WHAT IS NEEDED: Copy every line that contains the string "screenshot" from the entries below.

[Collected data]
▼
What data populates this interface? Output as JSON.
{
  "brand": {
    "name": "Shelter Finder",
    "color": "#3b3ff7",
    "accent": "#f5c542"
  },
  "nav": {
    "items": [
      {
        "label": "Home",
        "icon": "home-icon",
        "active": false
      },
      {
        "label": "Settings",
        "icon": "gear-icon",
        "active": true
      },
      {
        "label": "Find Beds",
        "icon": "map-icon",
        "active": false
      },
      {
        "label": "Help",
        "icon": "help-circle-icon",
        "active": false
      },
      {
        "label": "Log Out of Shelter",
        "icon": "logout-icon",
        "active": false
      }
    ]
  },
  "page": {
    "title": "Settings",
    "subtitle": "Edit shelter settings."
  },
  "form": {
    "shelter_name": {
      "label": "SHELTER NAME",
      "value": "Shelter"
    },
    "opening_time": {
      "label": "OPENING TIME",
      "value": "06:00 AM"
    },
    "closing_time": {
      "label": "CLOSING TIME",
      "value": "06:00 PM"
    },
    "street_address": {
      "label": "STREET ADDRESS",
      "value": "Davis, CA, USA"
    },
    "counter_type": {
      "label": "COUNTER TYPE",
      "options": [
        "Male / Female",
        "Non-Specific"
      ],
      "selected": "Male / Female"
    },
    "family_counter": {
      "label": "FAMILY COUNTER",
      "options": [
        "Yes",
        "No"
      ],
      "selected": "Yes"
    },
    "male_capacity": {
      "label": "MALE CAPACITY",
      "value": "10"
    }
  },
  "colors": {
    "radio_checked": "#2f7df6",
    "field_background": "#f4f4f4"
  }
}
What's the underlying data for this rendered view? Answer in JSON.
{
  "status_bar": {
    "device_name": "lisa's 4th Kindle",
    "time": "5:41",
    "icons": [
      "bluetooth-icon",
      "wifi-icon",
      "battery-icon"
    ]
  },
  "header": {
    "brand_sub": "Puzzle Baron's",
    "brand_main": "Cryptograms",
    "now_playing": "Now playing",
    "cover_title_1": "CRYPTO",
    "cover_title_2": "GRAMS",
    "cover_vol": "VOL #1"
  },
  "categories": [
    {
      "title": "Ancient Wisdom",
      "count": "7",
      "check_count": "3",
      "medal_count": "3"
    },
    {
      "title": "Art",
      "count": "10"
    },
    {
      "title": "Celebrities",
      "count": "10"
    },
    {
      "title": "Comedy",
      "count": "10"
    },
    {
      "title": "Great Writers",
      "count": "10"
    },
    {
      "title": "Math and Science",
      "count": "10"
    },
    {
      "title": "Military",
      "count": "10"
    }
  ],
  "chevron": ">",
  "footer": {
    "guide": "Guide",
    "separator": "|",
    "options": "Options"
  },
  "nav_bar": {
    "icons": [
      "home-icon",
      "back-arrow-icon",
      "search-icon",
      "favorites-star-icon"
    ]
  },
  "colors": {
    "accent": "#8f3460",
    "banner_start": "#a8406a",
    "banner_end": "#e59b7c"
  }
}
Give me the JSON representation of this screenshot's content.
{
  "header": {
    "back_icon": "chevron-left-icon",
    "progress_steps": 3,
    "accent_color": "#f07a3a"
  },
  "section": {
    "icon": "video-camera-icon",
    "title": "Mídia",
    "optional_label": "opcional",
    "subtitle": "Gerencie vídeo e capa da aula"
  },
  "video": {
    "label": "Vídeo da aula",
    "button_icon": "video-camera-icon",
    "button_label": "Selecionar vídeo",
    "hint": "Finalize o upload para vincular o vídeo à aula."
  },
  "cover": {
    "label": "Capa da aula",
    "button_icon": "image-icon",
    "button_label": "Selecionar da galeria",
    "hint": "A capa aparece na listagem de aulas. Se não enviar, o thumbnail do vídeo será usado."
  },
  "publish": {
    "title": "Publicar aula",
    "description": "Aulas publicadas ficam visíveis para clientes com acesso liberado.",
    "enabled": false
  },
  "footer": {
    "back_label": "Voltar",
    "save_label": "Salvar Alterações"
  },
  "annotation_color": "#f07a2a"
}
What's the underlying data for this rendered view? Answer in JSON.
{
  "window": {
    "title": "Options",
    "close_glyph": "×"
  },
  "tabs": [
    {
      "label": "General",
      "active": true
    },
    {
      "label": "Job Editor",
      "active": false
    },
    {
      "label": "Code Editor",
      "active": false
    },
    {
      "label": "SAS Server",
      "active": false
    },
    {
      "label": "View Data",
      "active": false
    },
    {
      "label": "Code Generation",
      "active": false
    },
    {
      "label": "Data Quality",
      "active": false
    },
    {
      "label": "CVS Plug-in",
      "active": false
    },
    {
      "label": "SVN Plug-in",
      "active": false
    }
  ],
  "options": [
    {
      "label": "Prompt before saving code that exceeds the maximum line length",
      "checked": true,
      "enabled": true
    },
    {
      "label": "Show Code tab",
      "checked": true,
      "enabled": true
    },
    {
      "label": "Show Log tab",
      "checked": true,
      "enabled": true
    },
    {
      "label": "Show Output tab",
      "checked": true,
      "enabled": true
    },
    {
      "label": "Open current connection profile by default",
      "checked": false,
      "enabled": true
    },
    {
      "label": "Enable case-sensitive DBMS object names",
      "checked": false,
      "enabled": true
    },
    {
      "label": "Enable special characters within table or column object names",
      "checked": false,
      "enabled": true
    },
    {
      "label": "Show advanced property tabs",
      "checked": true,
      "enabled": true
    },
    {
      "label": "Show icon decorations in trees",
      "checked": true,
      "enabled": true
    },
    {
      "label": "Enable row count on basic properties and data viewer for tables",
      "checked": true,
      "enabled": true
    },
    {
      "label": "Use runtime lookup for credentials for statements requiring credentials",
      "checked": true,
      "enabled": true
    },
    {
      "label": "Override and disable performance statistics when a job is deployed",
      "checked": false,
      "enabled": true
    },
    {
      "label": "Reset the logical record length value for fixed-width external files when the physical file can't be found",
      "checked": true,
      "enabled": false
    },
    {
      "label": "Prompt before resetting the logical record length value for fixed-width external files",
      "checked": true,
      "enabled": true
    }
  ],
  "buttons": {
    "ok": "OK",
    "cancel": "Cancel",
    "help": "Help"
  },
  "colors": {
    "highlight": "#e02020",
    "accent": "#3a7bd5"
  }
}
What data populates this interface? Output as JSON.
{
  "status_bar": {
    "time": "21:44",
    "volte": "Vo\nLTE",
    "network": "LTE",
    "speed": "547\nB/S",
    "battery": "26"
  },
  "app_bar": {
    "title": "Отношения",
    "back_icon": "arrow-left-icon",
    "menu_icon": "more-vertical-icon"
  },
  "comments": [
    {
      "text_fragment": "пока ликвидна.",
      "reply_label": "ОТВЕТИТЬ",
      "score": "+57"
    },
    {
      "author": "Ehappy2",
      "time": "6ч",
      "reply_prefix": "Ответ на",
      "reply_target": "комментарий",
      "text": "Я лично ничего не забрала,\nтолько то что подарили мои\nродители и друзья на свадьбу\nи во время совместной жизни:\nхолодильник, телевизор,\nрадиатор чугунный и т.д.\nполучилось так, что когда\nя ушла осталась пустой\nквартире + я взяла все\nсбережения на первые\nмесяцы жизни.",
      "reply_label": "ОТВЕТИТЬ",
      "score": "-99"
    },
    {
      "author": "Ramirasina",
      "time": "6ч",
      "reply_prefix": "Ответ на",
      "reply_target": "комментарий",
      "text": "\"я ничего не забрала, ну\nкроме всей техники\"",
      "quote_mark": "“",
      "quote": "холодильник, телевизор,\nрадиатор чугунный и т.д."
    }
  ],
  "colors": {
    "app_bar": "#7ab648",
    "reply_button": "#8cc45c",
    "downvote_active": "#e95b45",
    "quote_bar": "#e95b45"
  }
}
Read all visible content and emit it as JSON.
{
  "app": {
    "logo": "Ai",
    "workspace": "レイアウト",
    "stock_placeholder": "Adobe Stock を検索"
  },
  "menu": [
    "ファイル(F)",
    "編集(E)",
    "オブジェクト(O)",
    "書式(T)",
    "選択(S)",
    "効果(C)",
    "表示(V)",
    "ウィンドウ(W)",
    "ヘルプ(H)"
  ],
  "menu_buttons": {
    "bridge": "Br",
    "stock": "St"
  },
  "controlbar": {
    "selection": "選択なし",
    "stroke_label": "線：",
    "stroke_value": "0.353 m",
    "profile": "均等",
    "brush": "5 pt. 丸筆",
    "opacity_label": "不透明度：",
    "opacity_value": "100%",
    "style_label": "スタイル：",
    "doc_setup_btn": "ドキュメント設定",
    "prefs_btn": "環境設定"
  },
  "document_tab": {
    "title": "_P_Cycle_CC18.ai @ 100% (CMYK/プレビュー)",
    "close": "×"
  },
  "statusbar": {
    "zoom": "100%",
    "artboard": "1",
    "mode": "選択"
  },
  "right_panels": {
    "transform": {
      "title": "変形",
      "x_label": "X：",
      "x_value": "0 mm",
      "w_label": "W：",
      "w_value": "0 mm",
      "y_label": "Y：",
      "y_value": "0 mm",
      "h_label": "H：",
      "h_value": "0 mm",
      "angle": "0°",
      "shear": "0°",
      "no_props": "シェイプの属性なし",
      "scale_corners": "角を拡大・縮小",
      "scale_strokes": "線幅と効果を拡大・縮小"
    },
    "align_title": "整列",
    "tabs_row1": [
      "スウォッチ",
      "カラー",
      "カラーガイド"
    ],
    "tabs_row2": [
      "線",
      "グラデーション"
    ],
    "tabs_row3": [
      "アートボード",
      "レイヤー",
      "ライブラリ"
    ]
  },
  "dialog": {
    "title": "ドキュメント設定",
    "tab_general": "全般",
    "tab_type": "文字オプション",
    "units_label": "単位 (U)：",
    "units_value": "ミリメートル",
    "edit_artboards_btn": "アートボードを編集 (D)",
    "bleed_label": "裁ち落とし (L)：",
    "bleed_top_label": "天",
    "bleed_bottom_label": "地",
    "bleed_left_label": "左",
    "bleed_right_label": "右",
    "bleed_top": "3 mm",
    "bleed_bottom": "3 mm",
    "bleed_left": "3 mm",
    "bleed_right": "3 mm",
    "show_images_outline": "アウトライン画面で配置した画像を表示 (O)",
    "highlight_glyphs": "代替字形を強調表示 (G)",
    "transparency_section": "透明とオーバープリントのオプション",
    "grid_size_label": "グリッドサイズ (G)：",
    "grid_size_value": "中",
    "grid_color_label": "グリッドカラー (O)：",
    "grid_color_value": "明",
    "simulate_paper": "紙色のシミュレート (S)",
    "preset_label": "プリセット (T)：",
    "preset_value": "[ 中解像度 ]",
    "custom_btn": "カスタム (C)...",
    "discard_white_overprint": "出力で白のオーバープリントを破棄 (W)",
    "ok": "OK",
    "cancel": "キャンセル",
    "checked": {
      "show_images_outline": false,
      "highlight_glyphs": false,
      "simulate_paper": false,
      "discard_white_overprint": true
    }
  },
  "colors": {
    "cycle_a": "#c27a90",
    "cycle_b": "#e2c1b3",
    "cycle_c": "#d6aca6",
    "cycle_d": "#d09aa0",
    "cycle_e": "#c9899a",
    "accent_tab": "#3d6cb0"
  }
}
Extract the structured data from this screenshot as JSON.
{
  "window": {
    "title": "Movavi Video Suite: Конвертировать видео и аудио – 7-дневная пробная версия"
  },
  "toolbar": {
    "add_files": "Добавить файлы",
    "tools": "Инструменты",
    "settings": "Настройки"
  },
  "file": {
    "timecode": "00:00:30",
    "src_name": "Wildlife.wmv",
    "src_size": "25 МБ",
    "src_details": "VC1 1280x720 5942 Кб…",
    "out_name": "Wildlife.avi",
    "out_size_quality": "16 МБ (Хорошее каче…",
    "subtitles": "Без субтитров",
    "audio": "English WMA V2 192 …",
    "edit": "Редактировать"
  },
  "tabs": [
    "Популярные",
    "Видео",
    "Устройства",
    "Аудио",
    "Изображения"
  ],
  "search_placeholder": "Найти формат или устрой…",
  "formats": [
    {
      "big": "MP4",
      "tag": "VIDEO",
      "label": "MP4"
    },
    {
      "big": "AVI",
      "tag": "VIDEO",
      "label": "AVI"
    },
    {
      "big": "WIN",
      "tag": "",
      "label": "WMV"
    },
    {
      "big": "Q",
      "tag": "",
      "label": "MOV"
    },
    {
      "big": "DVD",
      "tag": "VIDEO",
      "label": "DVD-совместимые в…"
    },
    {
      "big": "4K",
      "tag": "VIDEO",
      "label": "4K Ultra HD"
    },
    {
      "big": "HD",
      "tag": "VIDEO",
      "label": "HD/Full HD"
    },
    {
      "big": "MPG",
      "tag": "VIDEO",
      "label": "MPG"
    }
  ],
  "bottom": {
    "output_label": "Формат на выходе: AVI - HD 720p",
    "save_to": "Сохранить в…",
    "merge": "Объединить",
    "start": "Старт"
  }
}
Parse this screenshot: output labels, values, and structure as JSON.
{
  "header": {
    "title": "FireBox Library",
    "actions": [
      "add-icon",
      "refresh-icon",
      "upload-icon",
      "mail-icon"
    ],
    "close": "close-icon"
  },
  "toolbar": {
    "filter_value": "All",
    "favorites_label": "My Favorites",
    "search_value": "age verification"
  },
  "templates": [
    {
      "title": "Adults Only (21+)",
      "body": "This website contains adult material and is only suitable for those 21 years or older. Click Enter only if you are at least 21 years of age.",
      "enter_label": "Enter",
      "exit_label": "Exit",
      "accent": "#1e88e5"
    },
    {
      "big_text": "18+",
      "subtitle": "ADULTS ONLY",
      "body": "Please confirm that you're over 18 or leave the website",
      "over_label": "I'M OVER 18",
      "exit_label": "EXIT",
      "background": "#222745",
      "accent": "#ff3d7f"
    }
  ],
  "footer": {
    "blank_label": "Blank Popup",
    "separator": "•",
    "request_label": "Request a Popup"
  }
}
▲
EXPECTED ANSWER:
Give me the JSON representation of this screenshot's content.
Extract the structured data from this screenshot as JSON.
Parse this screenshot: output labels, values, and structure as JSON.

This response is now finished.